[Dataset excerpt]
----

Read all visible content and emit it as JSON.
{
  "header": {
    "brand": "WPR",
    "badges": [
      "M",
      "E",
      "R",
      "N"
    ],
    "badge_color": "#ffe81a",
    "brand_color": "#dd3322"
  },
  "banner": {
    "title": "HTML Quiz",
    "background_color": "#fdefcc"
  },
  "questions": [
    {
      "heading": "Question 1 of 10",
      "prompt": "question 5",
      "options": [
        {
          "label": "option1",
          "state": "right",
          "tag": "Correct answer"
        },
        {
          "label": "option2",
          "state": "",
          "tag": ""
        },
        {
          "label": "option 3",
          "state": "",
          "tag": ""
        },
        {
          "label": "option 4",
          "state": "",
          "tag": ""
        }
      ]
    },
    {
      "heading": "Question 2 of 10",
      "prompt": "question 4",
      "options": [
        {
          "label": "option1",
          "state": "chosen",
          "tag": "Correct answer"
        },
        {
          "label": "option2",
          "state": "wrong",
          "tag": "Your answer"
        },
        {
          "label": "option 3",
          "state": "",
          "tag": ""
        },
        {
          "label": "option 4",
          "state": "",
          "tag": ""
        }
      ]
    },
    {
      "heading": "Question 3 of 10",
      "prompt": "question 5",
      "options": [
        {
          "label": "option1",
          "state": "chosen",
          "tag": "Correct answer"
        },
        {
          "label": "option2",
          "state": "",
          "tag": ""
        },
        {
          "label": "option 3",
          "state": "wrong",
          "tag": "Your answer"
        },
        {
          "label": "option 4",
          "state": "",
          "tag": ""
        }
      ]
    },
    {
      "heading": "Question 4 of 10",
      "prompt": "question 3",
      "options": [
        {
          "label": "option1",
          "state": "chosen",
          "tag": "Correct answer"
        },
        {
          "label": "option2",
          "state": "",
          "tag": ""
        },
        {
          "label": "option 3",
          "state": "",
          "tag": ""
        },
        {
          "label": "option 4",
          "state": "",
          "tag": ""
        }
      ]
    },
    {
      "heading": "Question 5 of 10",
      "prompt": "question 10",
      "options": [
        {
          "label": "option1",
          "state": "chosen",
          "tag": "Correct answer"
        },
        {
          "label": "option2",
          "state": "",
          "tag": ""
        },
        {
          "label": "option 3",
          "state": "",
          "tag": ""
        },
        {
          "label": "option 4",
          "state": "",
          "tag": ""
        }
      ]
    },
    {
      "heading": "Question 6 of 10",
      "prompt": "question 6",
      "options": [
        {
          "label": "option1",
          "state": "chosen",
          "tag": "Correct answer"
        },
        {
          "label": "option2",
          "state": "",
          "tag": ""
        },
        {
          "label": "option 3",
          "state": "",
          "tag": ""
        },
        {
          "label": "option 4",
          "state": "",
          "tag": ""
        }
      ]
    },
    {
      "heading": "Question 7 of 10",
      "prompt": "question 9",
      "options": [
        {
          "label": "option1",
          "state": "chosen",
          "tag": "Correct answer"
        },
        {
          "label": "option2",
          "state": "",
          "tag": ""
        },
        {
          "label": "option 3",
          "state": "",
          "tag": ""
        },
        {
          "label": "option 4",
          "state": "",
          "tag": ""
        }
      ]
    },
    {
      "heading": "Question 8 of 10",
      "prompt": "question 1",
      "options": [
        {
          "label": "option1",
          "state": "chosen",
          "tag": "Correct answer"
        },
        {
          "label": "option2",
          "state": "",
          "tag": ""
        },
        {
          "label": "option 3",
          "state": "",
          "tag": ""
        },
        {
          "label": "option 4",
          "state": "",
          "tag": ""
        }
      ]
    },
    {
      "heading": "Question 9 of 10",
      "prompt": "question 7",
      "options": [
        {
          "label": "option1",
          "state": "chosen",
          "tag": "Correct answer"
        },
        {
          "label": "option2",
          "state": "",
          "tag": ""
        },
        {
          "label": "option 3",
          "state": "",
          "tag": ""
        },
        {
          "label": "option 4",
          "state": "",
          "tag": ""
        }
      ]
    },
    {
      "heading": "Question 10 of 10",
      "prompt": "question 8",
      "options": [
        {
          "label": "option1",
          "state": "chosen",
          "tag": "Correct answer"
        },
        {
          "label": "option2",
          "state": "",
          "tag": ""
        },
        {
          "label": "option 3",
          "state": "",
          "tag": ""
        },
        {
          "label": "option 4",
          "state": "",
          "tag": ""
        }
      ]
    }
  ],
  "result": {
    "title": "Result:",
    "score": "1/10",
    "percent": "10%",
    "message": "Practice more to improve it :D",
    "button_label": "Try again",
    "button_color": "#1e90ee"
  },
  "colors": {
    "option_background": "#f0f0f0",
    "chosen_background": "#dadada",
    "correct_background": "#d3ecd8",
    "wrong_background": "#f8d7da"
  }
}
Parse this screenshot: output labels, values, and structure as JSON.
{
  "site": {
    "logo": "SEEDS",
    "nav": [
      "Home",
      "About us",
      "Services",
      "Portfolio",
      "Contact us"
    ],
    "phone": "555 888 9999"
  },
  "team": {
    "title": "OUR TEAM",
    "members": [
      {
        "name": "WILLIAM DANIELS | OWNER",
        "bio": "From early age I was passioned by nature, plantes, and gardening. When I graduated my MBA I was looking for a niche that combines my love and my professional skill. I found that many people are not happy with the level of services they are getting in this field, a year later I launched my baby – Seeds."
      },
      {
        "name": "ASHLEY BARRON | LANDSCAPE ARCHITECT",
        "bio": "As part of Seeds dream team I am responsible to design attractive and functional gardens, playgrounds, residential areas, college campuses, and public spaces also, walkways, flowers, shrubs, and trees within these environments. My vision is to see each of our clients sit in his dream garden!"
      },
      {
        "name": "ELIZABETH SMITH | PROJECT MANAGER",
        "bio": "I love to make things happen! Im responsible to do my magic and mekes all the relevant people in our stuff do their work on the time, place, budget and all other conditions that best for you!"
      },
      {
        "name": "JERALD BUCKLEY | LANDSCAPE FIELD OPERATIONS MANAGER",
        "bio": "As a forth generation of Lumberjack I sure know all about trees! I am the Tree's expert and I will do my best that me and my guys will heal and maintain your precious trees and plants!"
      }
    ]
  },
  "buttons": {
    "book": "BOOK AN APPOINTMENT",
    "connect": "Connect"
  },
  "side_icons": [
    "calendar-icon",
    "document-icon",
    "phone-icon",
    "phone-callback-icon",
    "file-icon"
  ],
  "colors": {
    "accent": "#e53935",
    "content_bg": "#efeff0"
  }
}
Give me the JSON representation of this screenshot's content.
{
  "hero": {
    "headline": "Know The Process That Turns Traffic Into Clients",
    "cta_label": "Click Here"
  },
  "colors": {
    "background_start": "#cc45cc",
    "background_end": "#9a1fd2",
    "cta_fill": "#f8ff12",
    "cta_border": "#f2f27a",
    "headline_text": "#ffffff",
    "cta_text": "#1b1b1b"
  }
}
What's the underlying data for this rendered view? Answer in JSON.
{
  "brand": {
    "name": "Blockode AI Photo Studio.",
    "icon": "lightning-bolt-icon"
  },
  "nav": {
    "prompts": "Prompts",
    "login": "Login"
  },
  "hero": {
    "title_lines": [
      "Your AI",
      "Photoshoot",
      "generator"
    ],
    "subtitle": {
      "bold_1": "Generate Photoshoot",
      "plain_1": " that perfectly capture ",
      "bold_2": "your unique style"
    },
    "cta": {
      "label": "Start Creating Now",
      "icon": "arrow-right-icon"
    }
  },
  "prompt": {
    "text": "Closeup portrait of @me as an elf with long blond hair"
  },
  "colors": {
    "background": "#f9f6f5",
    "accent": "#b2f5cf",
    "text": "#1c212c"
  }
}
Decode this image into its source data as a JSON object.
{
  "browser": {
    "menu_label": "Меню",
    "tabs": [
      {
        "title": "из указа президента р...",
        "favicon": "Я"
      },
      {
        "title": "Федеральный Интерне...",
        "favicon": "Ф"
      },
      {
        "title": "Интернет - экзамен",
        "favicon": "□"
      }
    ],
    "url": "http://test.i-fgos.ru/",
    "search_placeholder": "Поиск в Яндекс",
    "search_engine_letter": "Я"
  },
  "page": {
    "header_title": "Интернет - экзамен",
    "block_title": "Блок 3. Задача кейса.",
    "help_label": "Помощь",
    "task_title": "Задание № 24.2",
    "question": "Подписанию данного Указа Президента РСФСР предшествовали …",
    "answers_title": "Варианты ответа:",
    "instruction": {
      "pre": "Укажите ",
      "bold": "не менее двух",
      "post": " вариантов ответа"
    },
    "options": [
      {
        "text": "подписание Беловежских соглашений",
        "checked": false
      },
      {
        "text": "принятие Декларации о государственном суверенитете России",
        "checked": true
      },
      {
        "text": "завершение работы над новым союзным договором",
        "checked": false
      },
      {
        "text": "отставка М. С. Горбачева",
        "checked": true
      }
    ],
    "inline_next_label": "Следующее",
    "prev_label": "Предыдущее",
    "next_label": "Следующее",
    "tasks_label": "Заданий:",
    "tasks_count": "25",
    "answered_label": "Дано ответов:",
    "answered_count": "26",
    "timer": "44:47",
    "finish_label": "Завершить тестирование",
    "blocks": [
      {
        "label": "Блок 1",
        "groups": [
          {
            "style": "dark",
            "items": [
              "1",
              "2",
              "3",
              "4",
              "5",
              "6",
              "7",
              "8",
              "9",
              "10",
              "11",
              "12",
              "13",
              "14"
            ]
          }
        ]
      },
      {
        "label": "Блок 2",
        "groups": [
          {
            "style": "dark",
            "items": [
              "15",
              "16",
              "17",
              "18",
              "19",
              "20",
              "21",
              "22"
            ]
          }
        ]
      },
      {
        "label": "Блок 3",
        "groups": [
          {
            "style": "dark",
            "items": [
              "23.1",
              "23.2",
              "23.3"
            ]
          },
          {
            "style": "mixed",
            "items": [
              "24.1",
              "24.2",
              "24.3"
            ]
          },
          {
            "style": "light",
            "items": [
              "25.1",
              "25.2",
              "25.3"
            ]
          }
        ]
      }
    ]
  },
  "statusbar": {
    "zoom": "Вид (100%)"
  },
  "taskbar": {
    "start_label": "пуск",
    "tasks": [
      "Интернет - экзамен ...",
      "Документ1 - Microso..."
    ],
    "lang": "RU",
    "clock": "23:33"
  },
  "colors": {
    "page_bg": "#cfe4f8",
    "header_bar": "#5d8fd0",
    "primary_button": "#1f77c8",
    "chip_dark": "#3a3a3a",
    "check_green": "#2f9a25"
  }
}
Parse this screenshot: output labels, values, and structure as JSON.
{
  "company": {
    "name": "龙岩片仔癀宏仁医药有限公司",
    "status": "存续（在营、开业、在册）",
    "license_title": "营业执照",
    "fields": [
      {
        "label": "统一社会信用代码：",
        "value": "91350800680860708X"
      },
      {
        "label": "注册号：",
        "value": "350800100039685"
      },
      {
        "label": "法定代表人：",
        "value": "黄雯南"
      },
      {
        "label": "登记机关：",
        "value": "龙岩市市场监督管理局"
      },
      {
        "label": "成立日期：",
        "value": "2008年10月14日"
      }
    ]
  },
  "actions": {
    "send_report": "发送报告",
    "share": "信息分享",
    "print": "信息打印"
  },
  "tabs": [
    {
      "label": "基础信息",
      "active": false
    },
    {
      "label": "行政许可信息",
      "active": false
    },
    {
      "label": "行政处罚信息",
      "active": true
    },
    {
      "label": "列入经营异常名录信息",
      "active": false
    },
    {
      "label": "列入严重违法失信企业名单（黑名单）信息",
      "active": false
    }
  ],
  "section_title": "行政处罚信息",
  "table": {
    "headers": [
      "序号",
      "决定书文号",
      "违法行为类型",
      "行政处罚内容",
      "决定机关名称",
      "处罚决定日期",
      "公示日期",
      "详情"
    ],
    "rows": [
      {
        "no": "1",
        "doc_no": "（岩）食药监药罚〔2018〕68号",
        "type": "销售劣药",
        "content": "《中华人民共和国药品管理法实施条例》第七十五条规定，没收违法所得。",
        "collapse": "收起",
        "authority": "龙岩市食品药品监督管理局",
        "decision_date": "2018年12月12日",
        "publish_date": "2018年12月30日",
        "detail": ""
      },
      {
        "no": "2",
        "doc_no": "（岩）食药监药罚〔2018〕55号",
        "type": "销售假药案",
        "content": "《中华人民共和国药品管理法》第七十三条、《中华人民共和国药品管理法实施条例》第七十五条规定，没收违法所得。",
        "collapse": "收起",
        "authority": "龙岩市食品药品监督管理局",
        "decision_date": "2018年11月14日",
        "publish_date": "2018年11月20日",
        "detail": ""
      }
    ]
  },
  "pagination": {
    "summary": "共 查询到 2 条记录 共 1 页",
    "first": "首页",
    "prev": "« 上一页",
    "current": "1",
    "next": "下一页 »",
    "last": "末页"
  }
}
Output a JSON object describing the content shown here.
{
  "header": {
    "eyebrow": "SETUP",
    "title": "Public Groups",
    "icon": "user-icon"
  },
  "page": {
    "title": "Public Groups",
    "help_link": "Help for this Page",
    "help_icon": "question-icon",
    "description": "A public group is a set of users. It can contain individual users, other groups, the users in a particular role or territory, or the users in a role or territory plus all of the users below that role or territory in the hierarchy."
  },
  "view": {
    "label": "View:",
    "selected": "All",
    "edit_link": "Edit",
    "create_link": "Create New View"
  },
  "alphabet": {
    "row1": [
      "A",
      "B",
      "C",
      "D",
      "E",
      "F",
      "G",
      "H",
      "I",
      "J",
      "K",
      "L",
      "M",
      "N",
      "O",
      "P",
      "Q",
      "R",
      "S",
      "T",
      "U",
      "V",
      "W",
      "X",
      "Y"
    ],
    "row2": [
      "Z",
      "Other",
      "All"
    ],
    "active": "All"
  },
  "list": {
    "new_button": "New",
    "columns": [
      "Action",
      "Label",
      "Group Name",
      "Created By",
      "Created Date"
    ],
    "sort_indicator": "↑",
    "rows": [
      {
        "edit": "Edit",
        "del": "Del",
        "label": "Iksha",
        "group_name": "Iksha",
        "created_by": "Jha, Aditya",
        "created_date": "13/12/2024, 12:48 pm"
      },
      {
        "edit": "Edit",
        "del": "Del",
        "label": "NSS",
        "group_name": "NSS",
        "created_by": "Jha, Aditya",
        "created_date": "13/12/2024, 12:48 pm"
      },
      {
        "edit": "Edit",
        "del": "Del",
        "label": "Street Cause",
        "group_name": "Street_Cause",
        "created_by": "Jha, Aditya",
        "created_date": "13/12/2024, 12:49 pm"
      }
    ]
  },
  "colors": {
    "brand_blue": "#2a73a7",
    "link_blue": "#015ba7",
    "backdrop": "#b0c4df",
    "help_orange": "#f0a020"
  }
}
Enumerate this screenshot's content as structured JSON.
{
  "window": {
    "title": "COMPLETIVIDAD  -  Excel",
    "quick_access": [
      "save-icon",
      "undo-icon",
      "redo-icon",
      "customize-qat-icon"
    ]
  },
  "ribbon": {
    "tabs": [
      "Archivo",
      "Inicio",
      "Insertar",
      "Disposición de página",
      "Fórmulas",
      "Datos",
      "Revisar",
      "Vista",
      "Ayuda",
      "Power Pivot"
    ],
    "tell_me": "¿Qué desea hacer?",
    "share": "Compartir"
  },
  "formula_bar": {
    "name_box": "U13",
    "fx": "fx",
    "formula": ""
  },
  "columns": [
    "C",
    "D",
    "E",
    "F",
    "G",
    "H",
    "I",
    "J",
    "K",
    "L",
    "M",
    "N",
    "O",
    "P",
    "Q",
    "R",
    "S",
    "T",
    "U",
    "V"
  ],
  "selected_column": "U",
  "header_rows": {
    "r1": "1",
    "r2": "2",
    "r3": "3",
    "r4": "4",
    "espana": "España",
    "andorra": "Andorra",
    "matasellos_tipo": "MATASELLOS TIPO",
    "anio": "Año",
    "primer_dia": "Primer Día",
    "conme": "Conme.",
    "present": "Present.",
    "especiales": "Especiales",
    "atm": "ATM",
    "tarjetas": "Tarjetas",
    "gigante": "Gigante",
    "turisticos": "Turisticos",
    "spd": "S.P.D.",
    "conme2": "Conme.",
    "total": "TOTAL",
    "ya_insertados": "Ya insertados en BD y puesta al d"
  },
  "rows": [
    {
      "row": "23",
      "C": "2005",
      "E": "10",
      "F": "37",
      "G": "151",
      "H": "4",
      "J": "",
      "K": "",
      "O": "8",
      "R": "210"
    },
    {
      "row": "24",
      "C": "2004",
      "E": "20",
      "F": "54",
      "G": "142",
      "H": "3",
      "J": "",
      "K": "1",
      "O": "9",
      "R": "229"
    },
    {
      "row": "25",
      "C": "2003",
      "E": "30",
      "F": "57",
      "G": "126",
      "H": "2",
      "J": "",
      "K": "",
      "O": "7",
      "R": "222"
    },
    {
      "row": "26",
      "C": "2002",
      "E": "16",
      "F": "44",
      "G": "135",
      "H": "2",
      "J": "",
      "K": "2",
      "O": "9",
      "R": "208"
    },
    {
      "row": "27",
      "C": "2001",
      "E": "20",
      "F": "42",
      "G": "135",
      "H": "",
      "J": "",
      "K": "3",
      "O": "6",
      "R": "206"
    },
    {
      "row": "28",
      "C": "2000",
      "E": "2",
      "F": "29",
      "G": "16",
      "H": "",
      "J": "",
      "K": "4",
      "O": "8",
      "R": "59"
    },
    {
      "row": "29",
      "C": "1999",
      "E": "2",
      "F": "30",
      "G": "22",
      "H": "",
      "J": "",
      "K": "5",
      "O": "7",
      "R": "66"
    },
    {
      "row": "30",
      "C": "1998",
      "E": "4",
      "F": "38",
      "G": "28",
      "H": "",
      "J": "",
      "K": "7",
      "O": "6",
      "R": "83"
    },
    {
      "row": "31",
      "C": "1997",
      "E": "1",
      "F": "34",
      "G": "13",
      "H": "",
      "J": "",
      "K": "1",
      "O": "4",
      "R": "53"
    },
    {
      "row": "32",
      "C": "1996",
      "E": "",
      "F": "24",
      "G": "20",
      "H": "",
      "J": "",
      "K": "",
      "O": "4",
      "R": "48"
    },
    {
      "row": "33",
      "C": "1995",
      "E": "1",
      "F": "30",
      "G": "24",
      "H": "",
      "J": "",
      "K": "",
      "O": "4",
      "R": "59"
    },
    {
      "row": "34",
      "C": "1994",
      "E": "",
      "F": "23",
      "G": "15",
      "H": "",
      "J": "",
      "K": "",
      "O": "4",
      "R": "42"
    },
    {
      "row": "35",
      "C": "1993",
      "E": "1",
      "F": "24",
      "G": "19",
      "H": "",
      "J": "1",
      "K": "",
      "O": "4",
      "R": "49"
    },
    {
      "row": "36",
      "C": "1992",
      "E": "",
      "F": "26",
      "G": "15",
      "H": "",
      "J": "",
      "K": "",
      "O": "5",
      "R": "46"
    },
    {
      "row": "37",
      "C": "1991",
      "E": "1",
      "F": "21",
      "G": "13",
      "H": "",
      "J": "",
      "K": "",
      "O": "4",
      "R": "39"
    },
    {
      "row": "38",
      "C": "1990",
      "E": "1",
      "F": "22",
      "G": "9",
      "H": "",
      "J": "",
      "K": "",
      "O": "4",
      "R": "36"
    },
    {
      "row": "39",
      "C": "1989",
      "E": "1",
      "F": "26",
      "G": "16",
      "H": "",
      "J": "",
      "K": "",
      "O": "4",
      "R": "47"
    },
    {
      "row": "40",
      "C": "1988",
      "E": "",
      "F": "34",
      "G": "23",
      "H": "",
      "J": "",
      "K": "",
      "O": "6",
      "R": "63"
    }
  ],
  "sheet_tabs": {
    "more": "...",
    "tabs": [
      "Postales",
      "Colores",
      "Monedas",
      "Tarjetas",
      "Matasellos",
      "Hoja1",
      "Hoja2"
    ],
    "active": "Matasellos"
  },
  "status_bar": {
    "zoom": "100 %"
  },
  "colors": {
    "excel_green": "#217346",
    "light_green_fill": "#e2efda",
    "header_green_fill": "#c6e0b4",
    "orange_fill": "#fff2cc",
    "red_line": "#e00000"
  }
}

----

CHALLENGE
Track down every line of the material containing the string "object", and copy it.

RESULT
Decode this image into its source data as a JSON object.
Output a JSON object describing the content shown here.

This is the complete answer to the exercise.